Data entries
┄┄┄┄┄┄┄┄┄┄┄┄┄┄┄┄┄┄┄┄
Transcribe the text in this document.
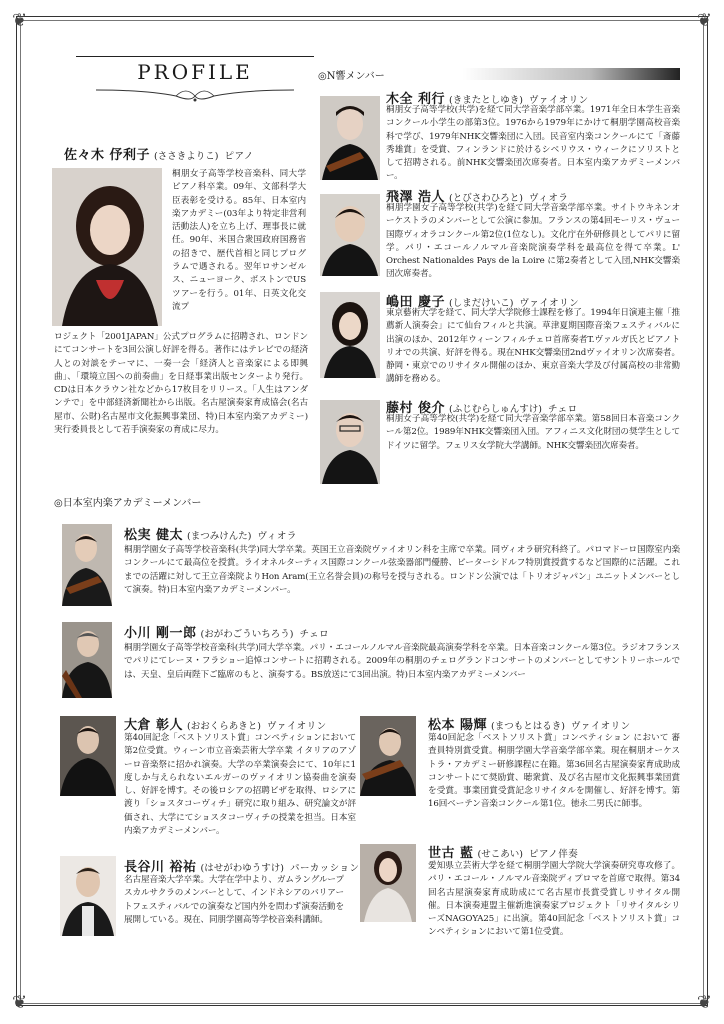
❦	❦
❦	❦
PROFILE
佐々木 伃利子 (ささきよりこ) ピアノ
桐朋女子高等学校音楽科、同大学ピアノ科卒業。09年、文部科学大臣表彰を受ける。85年、日本室内楽アカデミー(03年より特定非営利活動法人)を立ち上げ、理事長に就任。90年、米国合衆国政府国務省の招きで、歴代首相と同じプログラムで遇される。翌年ロサンゼルス、ニューヨーク、ボストンでUSツアーを行う。01年、日英文化交流プ
ロジェクト「2001JAPAN」公式プログラムに招聘され、ロンドンにてコンサートを3回公演し好評を得る。著作にはテレビでの経済人との対談をテーマに、一奏一会「経済人と音楽家による即興曲」、「環境立国への前奏曲」を日経事業出版センターより発行。CDは日本クラウン社などから17枚目をリリース。「人生はアンダンテで」を中部経済新聞社から出版。名古屋演奏家育成協会(名古屋市、公財)名古屋市文化振興事業団、特)日本室内楽アカデミー)実行委員長として若手演奏家の育成に尽力。
◎N響メンバー
木全 利行 (きまたとしゆき) ヴァイオリン
桐朋女子高等学校(共学)を経て同大学音楽学部卒業。1971年全日本学生音楽コンクール小学生の部第3位。1976から1979年にかけて桐朋学園高校音楽科で学び、1979年NHK交響楽団に入団。民音室内楽コンクールにて「斎藤秀雄賞」を受賞、フィンランドに於けるシベリウス・ウィークにソリストとして招聘される。前NHK交響楽団次席奏者。日本室内楽アカデミーメンバー。
飛澤 浩人 (とびさわひろと) ヴィオラ
桐朋学園女子高等学校(共学)を経て同大学音楽学部卒業。サイトウキネンオーケストラのメンバーとして公演に参加。フランスの第4回モーリス・ヴュー国際ヴィオラコンクール第2位(1位なし)。文化庁在外研修員としてパリに留学。パリ・エコールノルマル音楽院演奏学科を最高位を得て卒業。L' Orchest Nationaldes Pays de la Loire に第2奏者として入団,NHK交響楽団次席奏者。
嶋田 慶子 (しまだけいこ) ヴァイオリン
東京藝術大学を経て、同大学大学院修士課程を修了。1994年日演連主催「推薦新人演奏会」にて仙台フィルと共演。草津夏期国際音楽フェスティバルに出演のほか、2012年ウィーンフィルチェロ首席奏者T.ヴァルガ氏とピアノトリオでの共演、好評を得る。現在NHK交響楽団2ndヴァイオリン次席奏者。静岡・東京でのリサイタル開催のほか、東京音楽大学及び付属高校の非常勤講師を務める。
藤村 俊介 (ふじむらしゅんすけ) チェロ
桐朋女子高等学校(共学)を経て同大学音楽学部卒業。第58回日本音楽コンクール第2位。1989年NHK交響楽団入団。アフィニス文化財団の奨学生としてドイツに留学。フェリス女学院大学講師。NHK交響楽団次席奏者。
◎日本室内楽アカデミーメンバー
松実 健太 (まつみけんた) ヴィオラ
桐朋学園女子高等学校音楽科(共学)同大学卒業。英国王立音楽院ヴァイオリン科を主席で卒業。同ヴィオラ研究科終了。パロマドーロ国際室内楽コンクールにて最高位を授賞。ライオネルターティス国際コンクール弦楽器部門優勝、ピーターシドルフ特別賞授賞するなど国際的に活躍。これまでの活躍に対して王立音楽院よりHon Aram(王立名誉会員)の称号を授与される。ロンドン公演では「トリオジャパン」ユニットメンバーとして演奏。特)日本室内楽アカデミーメンバー。
小川 剛一郎 (おがわごういちろう) チェロ
桐朋学園女子高等学校音楽科(共学)同大学卒業。パリ・エコールノルマル音楽院最高演奏学科を卒業。日本音楽コンクール第3位。ラジオフランスでパリにてレーヌ・フラショー追悼コンサートに招聘される。2009年の桐朋のチェログランドコンサートのメンバーとしてサントリーホールでは、天皇、皇后両陛下ご臨席のもと、演奏する。BS放送にて3回出演。特)日本室内楽アカデミーメンバー
大倉 彰人 (おおくらあきと) ヴァイオリン
第40回記念「ベストソリスト賞」コンペティションにおいて第2位受賞。ウィーン市立音楽芸術大学卒業 イタリアのアゾーロ音楽祭に招かれ演奏。大学の卒業演奏会にて、10年に1度しか与えられないエルガーのヴァイオリン協奏曲を演奏し、好評を博す。その後ロシアの招聘ビザを取得、ロシアに渡り「ショスタコーヴィチ」研究に取り組み、研究論文が評価され、大学にてショスタコーヴィチの授業を担当。日本室内楽アカデミーメンバー。
松本 陽輝 (まつもとはるき) ヴァイオリン
第40回記念「ベストソリスト賞」コンペティション において 審査員特別賞受賞。桐朋学園大学音楽学部卒業。現在桐朋オーケストラ・アカデミー研修課程に在籍。第36回名古屋演奏家育成助成コンサートにて奨励賞、聴衆賞、及び名古屋市文化振興事業団賞を受賞。事業団賞受賞記念リサイタルを開催し、好評を博す。第16回ベーテン音楽コンクール第1位。徳永二男氏に師事。
長谷川 裕祐 (はせがわゆうすけ) パーカッション
名古屋音楽大学卒業。大学在学中より、ガムラングループスカルサクラのメンバーとして、インドネシアのバリアートフェスティバルでの演奏など国内外を問わず演奏活動を展開している。現在、同朋学園高等学校音楽科講師。
世古 藍 (せこあい) ピアノ伴奏
愛知県立芸術大学を経て桐朋学園大学院大学演奏研究専攻修了。パリ・エコール・ノルマル音楽院ディプロマを首席で取得。第34回名古屋演奏家育成助成にて名古屋市長賞受賞しリサイタル開催。日本演奏連盟主催新進演奏家プロジェクト「リサイタルシリーズNAGOYA25」に出演。第40回記念「ベストソリスト賞」コンペティションにおいて第1位受賞。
┄┄┄┄┄┄┄┄┄┄┄┄┄┄┄┄┄┄┄┄
▶ [EXERCISE PROMPT]
Copy all of the entries verbatim, leaving out any pictures they contain.

▶ [SOLUTION]
Transcribe the text in this document.
❦	❦
❦	❦
PROFILE
佐々木 伃利子 (ささきよりこ) ピアノ
桐朋女子高等学校音楽科、同大学ピアノ科卒業。09年、文部科学大臣表彰を受ける。85年、日本室内楽アカデミー(03年より特定非営利活動法人)を立ち上げ、理事長に就任。90年、米国合衆国政府国務省の招きで、歴代首相と同じプログラムで遇される。翌年ロサンゼルス、ニューヨーク、ボストンでUSツアーを行う。01年、日英文化交流プ
ロジェクト「2001JAPAN」公式プログラムに招聘され、ロンドンにてコンサートを3回公演し好評を得る。著作にはテレビでの経済人との対談をテーマに、一奏一会「経済人と音楽家による即興曲」、「環境立国への前奏曲」を日経事業出版センターより発行。CDは日本クラウン社などから17枚目をリリース。「人生はアンダンテで」を中部経済新聞社から出版。名古屋演奏家育成協会(名古屋市、公財)名古屋市文化振興事業団、特)日本室内楽アカデミー)実行委員長として若手演奏家の育成に尽力。
◎N響メンバー
木全 利行 (きまたとしゆき) ヴァイオリン
桐朋女子高等学校(共学)を経て同大学音楽学部卒業。1971年全日本学生音楽コンクール小学生の部第3位。1976から1979年にかけて桐朋学園高校音楽科で学び、1979年NHK交響楽団に入団。民音室内楽コンクールにて「斎藤秀雄賞」を受賞、フィンランドに於けるシベリウス・ウィークにソリストとして招聘される。前NHK交響楽団次席奏者。日本室内楽アカデミーメンバー。
飛澤 浩人 (とびさわひろと) ヴィオラ
桐朋学園女子高等学校(共学)を経て同大学音楽学部卒業。サイトウキネンオーケストラのメンバーとして公演に参加。フランスの第4回モーリス・ヴュー国際ヴィオラコンクール第2位(1位なし)。文化庁在外研修員としてパリに留学。パリ・エコールノルマル音楽院演奏学科を最高位を得て卒業。L' Orchest Nationaldes Pays de la Loire に第2奏者として入団,NHK交響楽団次席奏者。
嶋田 慶子 (しまだけいこ) ヴァイオリン
東京藝術大学を経て、同大学大学院修士課程を修了。1994年日演連主催「推薦新人演奏会」にて仙台フィルと共演。草津夏期国際音楽フェスティバルに出演のほか、2012年ウィーンフィルチェロ首席奏者T.ヴァルガ氏とピアノトリオでの共演、好評を得る。現在NHK交響楽団2ndヴァイオリン次席奏者。静岡・東京でのリサイタル開催のほか、東京音楽大学及び付属高校の非常勤講師を務める。
藤村 俊介 (ふじむらしゅんすけ) チェロ
桐朋女子高等学校(共学)を経て同大学音楽学部卒業。第58回日本音楽コンクール第2位。1989年NHK交響楽団入団。アフィニス文化財団の奨学生としてドイツに留学。フェリス女学院大学講師。NHK交響楽団次席奏者。
◎日本室内楽アカデミーメンバー
松実 健太 (まつみけんた) ヴィオラ
桐朋学園女子高等学校音楽科(共学)同大学卒業。英国王立音楽院ヴァイオリン科を主席で卒業。同ヴィオラ研究科終了。パロマドーロ国際室内楽コンクールにて最高位を授賞。ライオネルターティス国際コンクール弦楽器部門優勝、ピーターシドルフ特別賞授賞するなど国際的に活躍。これまでの活躍に対して王立音楽院よりHon Aram(王立名誉会員)の称号を授与される。ロンドン公演では「トリオジャパン」ユニットメンバーとして演奏。特)日本室内楽アカデミーメンバー。
小川 剛一郎 (おがわごういちろう) チェロ
桐朋学園女子高等学校音楽科(共学)同大学卒業。パリ・エコールノルマル音楽院最高演奏学科を卒業。日本音楽コンクール第3位。ラジオフランスでパリにてレーヌ・フラショー追悼コンサートに招聘される。2009年の桐朋のチェログランドコンサートのメンバーとしてサントリーホールでは、天皇、皇后両陛下ご臨席のもと、演奏する。BS放送にて3回出演。特)日本室内楽アカデミーメンバー
大倉 彰人 (おおくらあきと) ヴァイオリン
第40回記念「ベストソリスト賞」コンペティションにおいて第2位受賞。ウィーン市立音楽芸術大学卒業 イタリアのアゾーロ音楽祭に招かれ演奏。大学の卒業演奏会にて、10年に1度しか与えられないエルガーのヴァイオリン協奏曲を演奏し、好評を博す。その後ロシアの招聘ビザを取得、ロシアに渡り「ショスタコーヴィチ」研究に取り組み、研究論文が評価され、大学にてショスタコーヴィチの授業を担当。日本室内楽アカデミーメンバー。
松本 陽輝 (まつもとはるき) ヴァイオリン
第40回記念「ベストソリスト賞」コンペティション において 審査員特別賞受賞。桐朋学園大学音楽学部卒業。現在桐朋オーケストラ・アカデミー研修課程に在籍。第36回名古屋演奏家育成助成コンサートにて奨励賞、聴衆賞、及び名古屋市文化振興事業団賞を受賞。事業団賞受賞記念リサイタルを開催し、好評を博す。第16回ベーテン音楽コンクール第1位。徳永二男氏に師事。
長谷川 裕祐 (はせがわゆうすけ) パーカッション
名古屋音楽大学卒業。大学在学中より、ガムラングループスカルサクラのメンバーとして、インドネシアのバリアートフェスティバルでの演奏など国内外を問わず演奏活動を展開している。現在、同朋学園高等学校音楽科講師。
世古 藍 (せこあい) ピアノ伴奏
愛知県立芸術大学を経て桐朋学園大学院大学演奏研究専攻修了。パリ・エコール・ノルマル音楽院ディプロマを首席で取得。第34回名古屋演奏家育成助成にて名古屋市長賞受賞しリサイタル開催。日本演奏連盟主催新進演奏家プロジェクト「リサイタルシリーズNAGOYA25」に出演。第40回記念「ベストソリスト賞」コンペティションにおいて第1位受賞。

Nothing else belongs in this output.